#### [INFORMATION PROVIDED]
—————

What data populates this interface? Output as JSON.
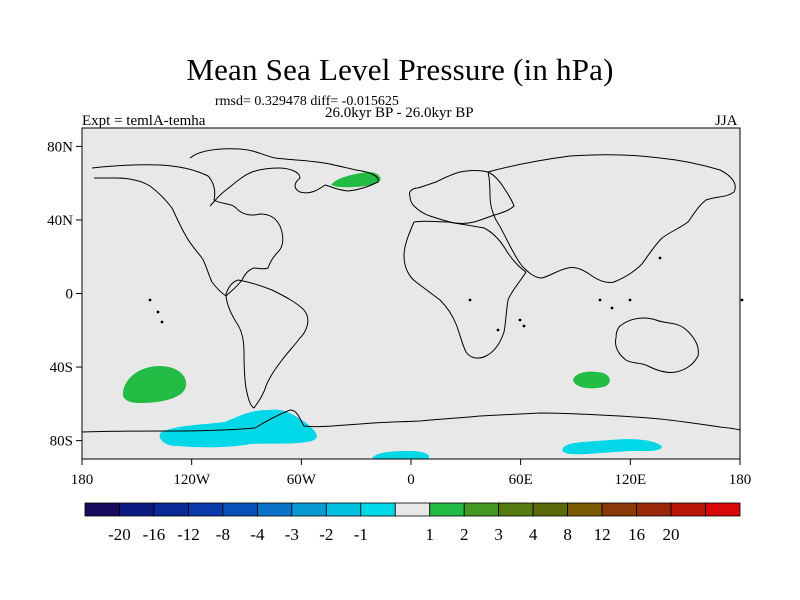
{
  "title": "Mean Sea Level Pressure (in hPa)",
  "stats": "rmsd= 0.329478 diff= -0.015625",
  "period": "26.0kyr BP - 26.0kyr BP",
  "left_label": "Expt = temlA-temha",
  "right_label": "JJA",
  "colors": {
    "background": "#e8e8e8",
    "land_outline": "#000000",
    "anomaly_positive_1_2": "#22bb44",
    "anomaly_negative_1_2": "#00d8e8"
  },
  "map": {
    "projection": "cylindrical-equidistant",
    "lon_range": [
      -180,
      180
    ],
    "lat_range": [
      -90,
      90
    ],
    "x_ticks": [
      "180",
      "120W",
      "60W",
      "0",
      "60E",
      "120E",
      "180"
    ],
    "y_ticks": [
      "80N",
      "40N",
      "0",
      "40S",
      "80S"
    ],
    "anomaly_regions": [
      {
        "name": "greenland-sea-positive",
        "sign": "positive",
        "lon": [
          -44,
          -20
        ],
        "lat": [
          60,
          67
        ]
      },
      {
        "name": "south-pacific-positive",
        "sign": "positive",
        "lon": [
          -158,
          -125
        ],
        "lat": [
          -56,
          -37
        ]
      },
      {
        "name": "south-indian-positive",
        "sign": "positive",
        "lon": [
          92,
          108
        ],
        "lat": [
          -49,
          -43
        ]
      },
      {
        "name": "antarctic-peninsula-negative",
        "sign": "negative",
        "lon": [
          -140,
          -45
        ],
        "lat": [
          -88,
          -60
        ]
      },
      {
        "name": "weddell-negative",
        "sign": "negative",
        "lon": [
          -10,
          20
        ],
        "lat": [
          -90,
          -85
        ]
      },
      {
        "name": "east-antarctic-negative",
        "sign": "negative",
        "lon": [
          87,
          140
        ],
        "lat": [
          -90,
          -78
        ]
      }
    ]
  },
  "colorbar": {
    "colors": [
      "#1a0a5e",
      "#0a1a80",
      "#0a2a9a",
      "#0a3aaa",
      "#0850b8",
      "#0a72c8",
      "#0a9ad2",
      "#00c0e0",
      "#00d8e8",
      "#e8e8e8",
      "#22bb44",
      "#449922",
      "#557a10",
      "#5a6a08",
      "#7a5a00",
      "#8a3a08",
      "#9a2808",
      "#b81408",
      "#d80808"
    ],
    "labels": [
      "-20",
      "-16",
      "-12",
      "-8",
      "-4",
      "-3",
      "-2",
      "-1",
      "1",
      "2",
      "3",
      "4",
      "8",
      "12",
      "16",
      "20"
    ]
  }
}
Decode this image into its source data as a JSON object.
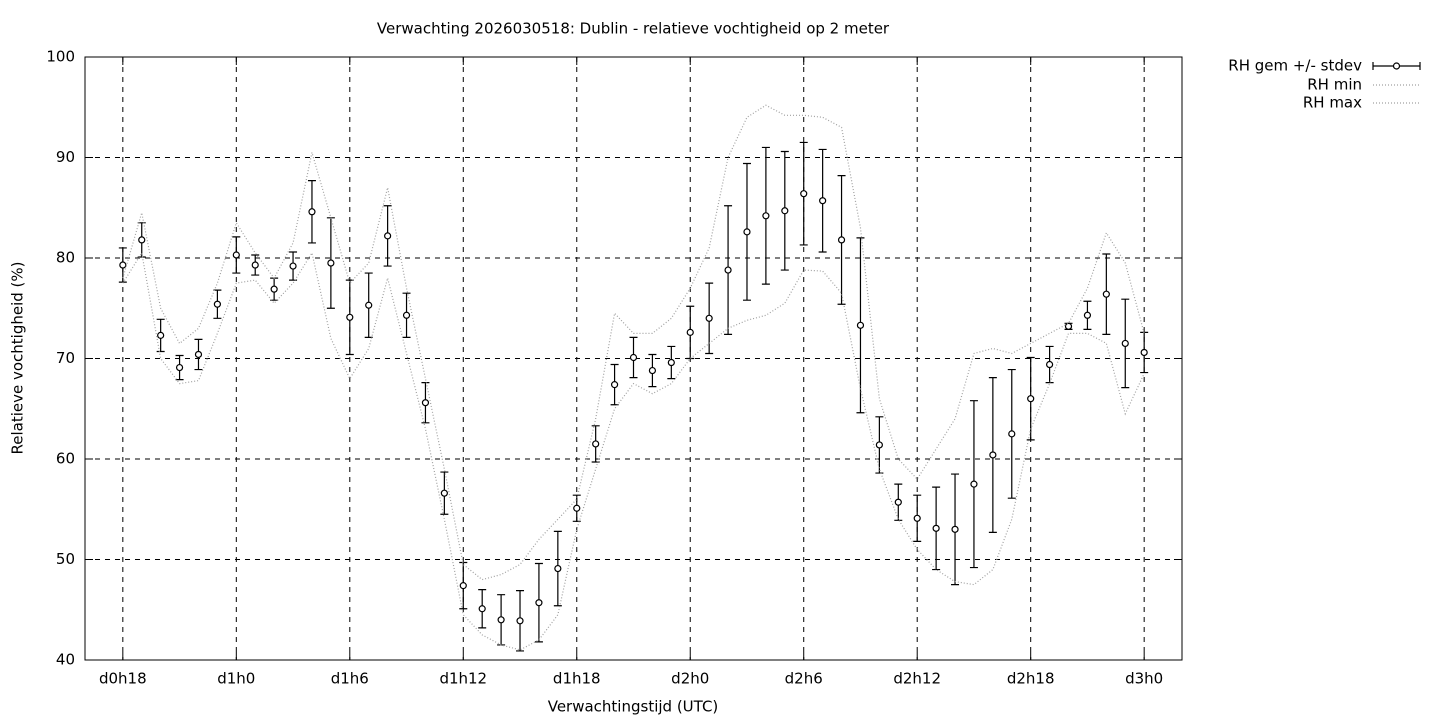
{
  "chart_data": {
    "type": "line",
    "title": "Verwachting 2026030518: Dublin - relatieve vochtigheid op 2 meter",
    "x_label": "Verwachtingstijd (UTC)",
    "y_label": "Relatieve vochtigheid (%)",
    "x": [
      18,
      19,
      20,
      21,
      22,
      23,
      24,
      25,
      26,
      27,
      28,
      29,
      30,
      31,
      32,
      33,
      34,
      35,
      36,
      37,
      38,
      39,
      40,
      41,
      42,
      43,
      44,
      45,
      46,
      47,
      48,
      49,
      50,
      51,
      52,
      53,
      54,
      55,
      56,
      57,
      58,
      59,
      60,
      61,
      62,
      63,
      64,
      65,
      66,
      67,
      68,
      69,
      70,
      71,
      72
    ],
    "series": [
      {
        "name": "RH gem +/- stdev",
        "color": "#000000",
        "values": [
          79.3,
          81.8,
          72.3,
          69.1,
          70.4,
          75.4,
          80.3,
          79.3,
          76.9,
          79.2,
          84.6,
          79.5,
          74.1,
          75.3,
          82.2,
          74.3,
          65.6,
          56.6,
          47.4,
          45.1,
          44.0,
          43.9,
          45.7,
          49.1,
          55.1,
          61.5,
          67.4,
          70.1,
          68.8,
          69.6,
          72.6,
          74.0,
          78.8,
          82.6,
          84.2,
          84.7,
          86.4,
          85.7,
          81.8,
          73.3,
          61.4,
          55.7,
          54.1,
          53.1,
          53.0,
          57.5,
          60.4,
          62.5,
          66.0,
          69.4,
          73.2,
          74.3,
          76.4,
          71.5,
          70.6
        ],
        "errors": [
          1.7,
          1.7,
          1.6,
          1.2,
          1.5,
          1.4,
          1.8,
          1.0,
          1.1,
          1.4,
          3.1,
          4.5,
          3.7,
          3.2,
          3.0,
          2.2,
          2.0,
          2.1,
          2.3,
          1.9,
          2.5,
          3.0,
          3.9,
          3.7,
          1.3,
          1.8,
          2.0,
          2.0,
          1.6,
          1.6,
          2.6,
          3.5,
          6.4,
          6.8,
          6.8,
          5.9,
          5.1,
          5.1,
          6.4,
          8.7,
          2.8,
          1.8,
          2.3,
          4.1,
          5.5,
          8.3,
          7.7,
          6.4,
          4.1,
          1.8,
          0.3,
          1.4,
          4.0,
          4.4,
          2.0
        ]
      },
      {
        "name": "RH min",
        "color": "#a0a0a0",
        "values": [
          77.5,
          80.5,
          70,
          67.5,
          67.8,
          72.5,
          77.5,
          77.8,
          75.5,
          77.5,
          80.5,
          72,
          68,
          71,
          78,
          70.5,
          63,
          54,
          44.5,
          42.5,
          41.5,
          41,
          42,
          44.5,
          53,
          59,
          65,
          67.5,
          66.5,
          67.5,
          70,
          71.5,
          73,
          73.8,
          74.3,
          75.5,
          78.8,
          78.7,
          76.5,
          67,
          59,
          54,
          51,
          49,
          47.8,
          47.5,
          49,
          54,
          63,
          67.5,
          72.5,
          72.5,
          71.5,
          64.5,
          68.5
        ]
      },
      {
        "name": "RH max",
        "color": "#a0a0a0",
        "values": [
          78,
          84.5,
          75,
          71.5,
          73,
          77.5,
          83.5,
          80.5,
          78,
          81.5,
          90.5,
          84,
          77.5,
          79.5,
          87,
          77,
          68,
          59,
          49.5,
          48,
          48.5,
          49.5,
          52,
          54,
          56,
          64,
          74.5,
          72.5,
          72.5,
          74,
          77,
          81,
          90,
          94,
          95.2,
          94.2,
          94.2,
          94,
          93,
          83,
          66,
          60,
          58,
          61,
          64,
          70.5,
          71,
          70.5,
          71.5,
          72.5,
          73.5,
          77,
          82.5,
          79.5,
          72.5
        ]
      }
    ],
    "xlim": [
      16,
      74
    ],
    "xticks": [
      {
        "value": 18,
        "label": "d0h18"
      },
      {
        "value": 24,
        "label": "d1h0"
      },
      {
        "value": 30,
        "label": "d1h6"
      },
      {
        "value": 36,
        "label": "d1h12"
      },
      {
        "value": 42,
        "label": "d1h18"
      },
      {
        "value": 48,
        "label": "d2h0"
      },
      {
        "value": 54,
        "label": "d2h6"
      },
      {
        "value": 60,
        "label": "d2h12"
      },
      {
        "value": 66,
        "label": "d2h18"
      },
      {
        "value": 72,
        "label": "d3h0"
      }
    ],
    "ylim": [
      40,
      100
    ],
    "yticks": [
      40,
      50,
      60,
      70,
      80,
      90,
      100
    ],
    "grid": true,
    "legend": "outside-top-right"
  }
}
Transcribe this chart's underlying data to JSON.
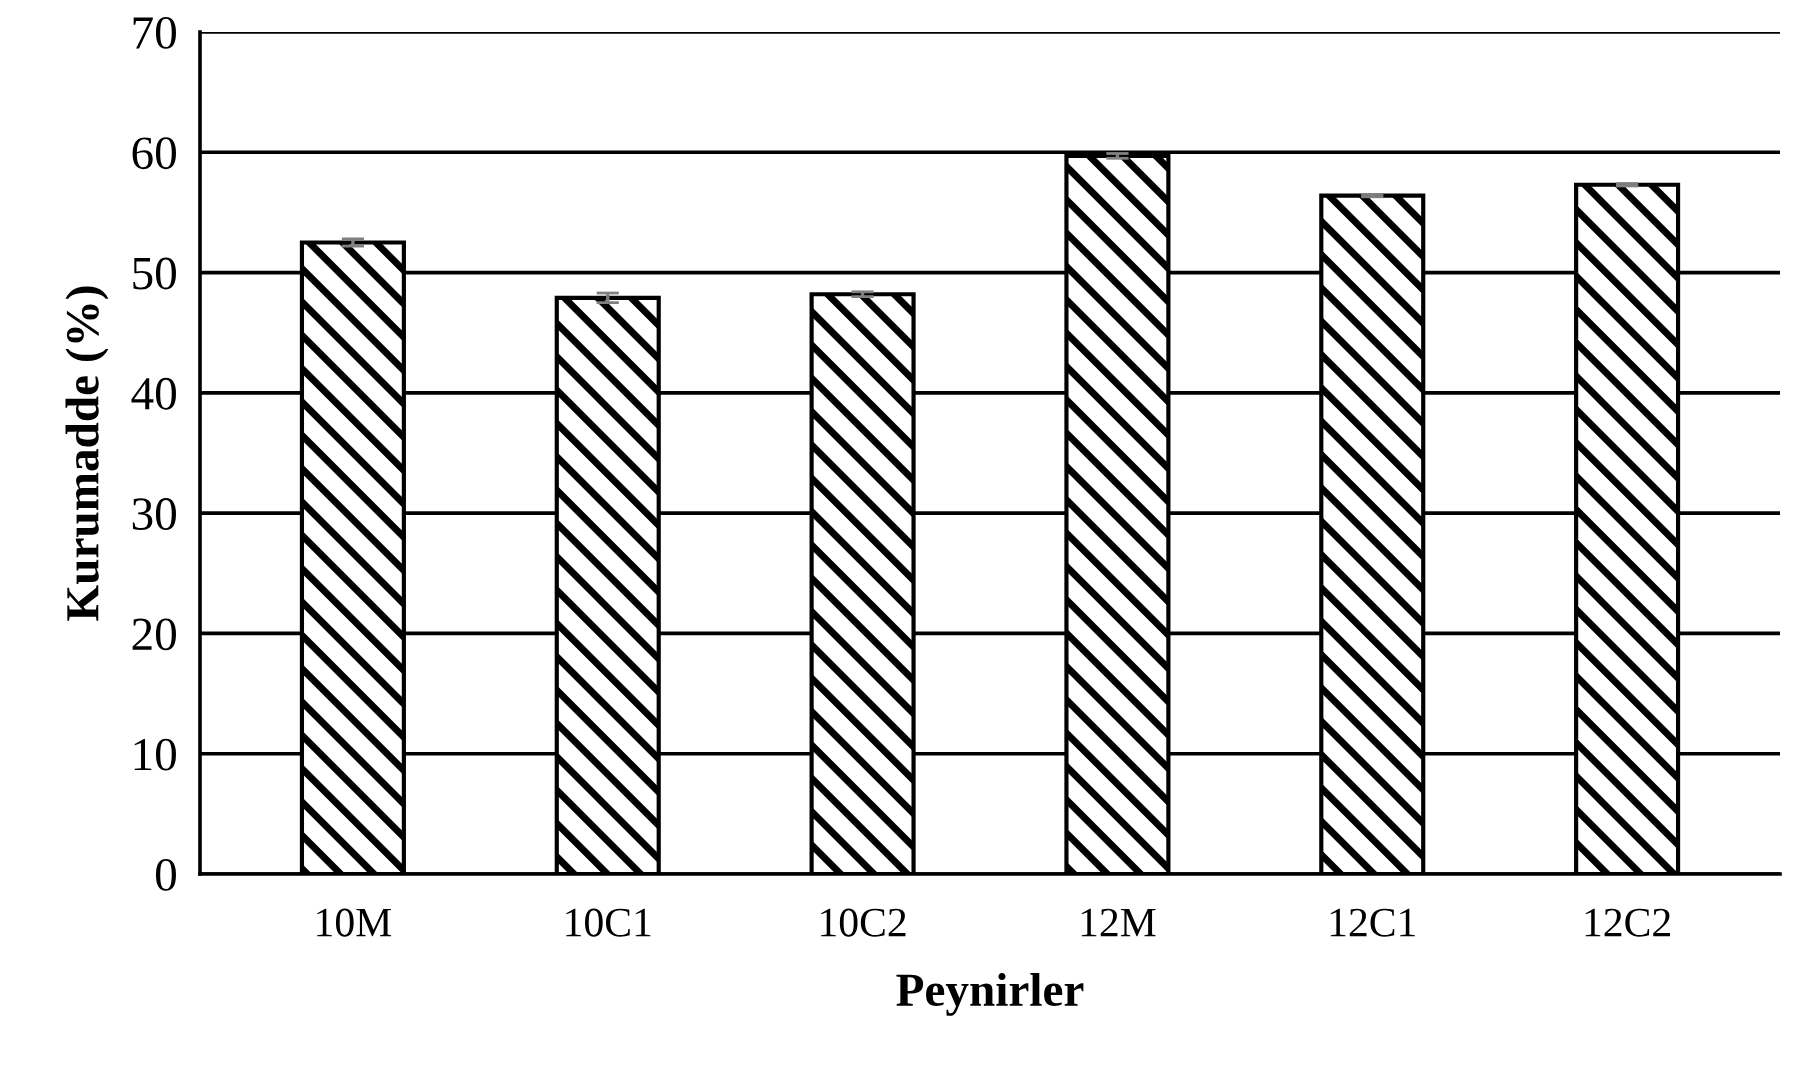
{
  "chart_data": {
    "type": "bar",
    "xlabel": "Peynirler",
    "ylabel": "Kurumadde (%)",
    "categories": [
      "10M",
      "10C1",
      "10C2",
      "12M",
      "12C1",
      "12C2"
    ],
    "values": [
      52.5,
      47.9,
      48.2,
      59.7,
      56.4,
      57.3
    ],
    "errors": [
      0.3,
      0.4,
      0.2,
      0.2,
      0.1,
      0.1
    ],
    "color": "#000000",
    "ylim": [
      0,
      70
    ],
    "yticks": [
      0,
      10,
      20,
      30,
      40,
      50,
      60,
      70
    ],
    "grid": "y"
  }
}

—————

#### [DIRECTION]
All preceding records should be duplicated verbatim, images excepted.

#### [RESULT OF THIS EXERCISE]
What data populates this interface? Output as JSON.
{
  "title": "Mean Sea Level Pressure (in hPa)",
  "stats": "rmsd= 0.329478 diff= -0.015625",
  "period": "26.0kyr BP - 26.0kyr BP",
  "left_label": "Expt = temlA-temha",
  "right_label": "JJA",
  "colors": {
    "background": "#e8e8e8",
    "land_outline": "#000000",
    "anomaly_positive_1_2": "#22bb44",
    "anomaly_negative_1_2": "#00d8e8"
  },
  "map": {
    "projection": "cylindrical-equidistant",
    "lon_range": [
      -180,
      180
    ],
    "lat_range": [
      -90,
      90
    ],
    "x_ticks": [
      "180",
      "120W",
      "60W",
      "0",
      "60E",
      "120E",
      "180"
    ],
    "y_ticks": [
      "80N",
      "40N",
      "0",
      "40S",
      "80S"
    ],
    "anomaly_regions": [
      {
        "name": "greenland-sea-positive",
        "sign": "positive",
        "lon": [
          -44,
          -20
        ],
        "lat": [
          60,
          67
        ]
      },
      {
        "name": "south-pacific-positive",
        "sign": "positive",
        "lon": [
          -158,
          -125
        ],
        "lat": [
          -56,
          -37
        ]
      },
      {
        "name": "south-indian-positive",
        "sign": "positive",
        "lon": [
          92,
          108
        ],
        "lat": [
          -49,
          -43
        ]
      },
      {
        "name": "antarctic-peninsula-negative",
        "sign": "negative",
        "lon": [
          -140,
          -45
        ],
        "lat": [
          -88,
          -60
        ]
      },
      {
        "name": "weddell-negative",
        "sign": "negative",
        "lon": [
          -10,
          20
        ],
        "lat": [
          -90,
          -85
        ]
      },
      {
        "name": "east-antarctic-negative",
        "sign": "negative",
        "lon": [
          87,
          140
        ],
        "lat": [
          -90,
          -78
        ]
      }
    ]
  },
  "colorbar": {
    "colors": [
      "#1a0a5e",
      "#0a1a80",
      "#0a2a9a",
      "#0a3aaa",
      "#0850b8",
      "#0a72c8",
      "#0a9ad2",
      "#00c0e0",
      "#00d8e8",
      "#e8e8e8",
      "#22bb44",
      "#449922",
      "#557a10",
      "#5a6a08",
      "#7a5a00",
      "#8a3a08",
      "#9a2808",
      "#b81408",
      "#d80808"
    ],
    "labels": [
      "-20",
      "-16",
      "-12",
      "-8",
      "-4",
      "-3",
      "-2",
      "-1",
      "1",
      "2",
      "3",
      "4",
      "8",
      "12",
      "16",
      "20"
    ]
  }
}
Decode this image into its source data as a JSON object.
{
  "chart_data": {
    "type": "line",
    "title": "Verwachting 2026030518: Dublin - relatieve vochtigheid op 2 meter",
    "x_label": "Verwachtingstijd (UTC)",
    "y_label": "Relatieve vochtigheid (%)",
    "x": [
      18,
      19,
      20,
      21,
      22,
      23,
      24,
      25,
      26,
      27,
      28,
      29,
      30,
      31,
      32,
      33,
      34,
      35,
      36,
      37,
      38,
      39,
      40,
      41,
      42,
      43,
      44,
      45,
      46,
      47,
      48,
      49,
      50,
      51,
      52,
      53,
      54,
      55,
      56,
      57,
      58,
      59,
      60,
      61,
      62,
      63,
      64,
      65,
      66,
      67,
      68,
      69,
      70,
      71,
      72
    ],
    "series": [
      {
        "name": "RH gem +/- stdev",
        "color": "#000000",
        "values": [
          79.3,
          81.8,
          72.3,
          69.1,
          70.4,
          75.4,
          80.3,
          79.3,
          76.9,
          79.2,
          84.6,
          79.5,
          74.1,
          75.3,
          82.2,
          74.3,
          65.6,
          56.6,
          47.4,
          45.1,
          44.0,
          43.9,
          45.7,
          49.1,
          55.1,
          61.5,
          67.4,
          70.1,
          68.8,
          69.6,
          72.6,
          74.0,
          78.8,
          82.6,
          84.2,
          84.7,
          86.4,
          85.7,
          81.8,
          73.3,
          61.4,
          55.7,
          54.1,
          53.1,
          53.0,
          57.5,
          60.4,
          62.5,
          66.0,
          69.4,
          73.2,
          74.3,
          76.4,
          71.5,
          70.6
        ],
        "errors": [
          1.7,
          1.7,
          1.6,
          1.2,
          1.5,
          1.4,
          1.8,
          1.0,
          1.1,
          1.4,
          3.1,
          4.5,
          3.7,
          3.2,
          3.0,
          2.2,
          2.0,
          2.1,
          2.3,
          1.9,
          2.5,
          3.0,
          3.9,
          3.7,
          1.3,
          1.8,
          2.0,
          2.0,
          1.6,
          1.6,
          2.6,
          3.5,
          6.4,
          6.8,
          6.8,
          5.9,
          5.1,
          5.1,
          6.4,
          8.7,
          2.8,
          1.8,
          2.3,
          4.1,
          5.5,
          8.3,
          7.7,
          6.4,
          4.1,
          1.8,
          0.3,
          1.4,
          4.0,
          4.4,
          2.0
        ]
      },
      {
        "name": "RH min",
        "color": "#a0a0a0",
        "values": [
          77.5,
          80.5,
          70,
          67.5,
          67.8,
          72.5,
          77.5,
          77.8,
          75.5,
          77.5,
          80.5,
          72,
          68,
          71,
          78,
          70.5,
          63,
          54,
          44.5,
          42.5,
          41.5,
          41,
          42,
          44.5,
          53,
          59,
          65,
          67.5,
          66.5,
          67.5,
          70,
          71.5,
          73,
          73.8,
          74.3,
          75.5,
          78.8,
          78.7,
          76.5,
          67,
          59,
          54,
          51,
          49,
          47.8,
          47.5,
          49,
          54,
          63,
          67.5,
          72.5,
          72.5,
          71.5,
          64.5,
          68.5
        ]
      },
      {
        "name": "RH max",
        "color": "#a0a0a0",
        "values": [
          78,
          84.5,
          75,
          71.5,
          73,
          77.5,
          83.5,
          80.5,
          78,
          81.5,
          90.5,
          84,
          77.5,
          79.5,
          87,
          77,
          68,
          59,
          49.5,
          48,
          48.5,
          49.5,
          52,
          54,
          56,
          64,
          74.5,
          72.5,
          72.5,
          74,
          77,
          81,
          90,
          94,
          95.2,
          94.2,
          94.2,
          94,
          93,
          83,
          66,
          60,
          58,
          61,
          64,
          70.5,
          71,
          70.5,
          71.5,
          72.5,
          73.5,
          77,
          82.5,
          79.5,
          72.5
        ]
      }
    ],
    "xlim": [
      16,
      74
    ],
    "xticks": [
      {
        "value": 18,
        "label": "d0h18"
      },
      {
        "value": 24,
        "label": "d1h0"
      },
      {
        "value": 30,
        "label": "d1h6"
      },
      {
        "value": 36,
        "label": "d1h12"
      },
      {
        "value": 42,
        "label": "d1h18"
      },
      {
        "value": 48,
        "label": "d2h0"
      },
      {
        "value": 54,
        "label": "d2h6"
      },
      {
        "value": 60,
        "label": "d2h12"
      },
      {
        "value": 66,
        "label": "d2h18"
      },
      {
        "value": 72,
        "label": "d3h0"
      }
    ],
    "ylim": [
      40,
      100
    ],
    "yticks": [
      40,
      50,
      60,
      70,
      80,
      90,
      100
    ],
    "grid": true,
    "legend": "outside-top-right"
  }
}
Transcribe this chart's underlying data to JSON.
{
  "chart_data": {
    "type": "bar",
    "xlabel": "Peynirler",
    "ylabel": "Kurumadde (%)",
    "categories": [
      "10M",
      "10C1",
      "10C2",
      "12M",
      "12C1",
      "12C2"
    ],
    "values": [
      52.5,
      47.9,
      48.2,
      59.7,
      56.4,
      57.3
    ],
    "errors": [
      0.3,
      0.4,
      0.2,
      0.2,
      0.1,
      0.1
    ],
    "color": "#000000",
    "ylim": [
      0,
      70
    ],
    "yticks": [
      0,
      10,
      20,
      30,
      40,
      50,
      60,
      70
    ],
    "grid": "y"
  }
}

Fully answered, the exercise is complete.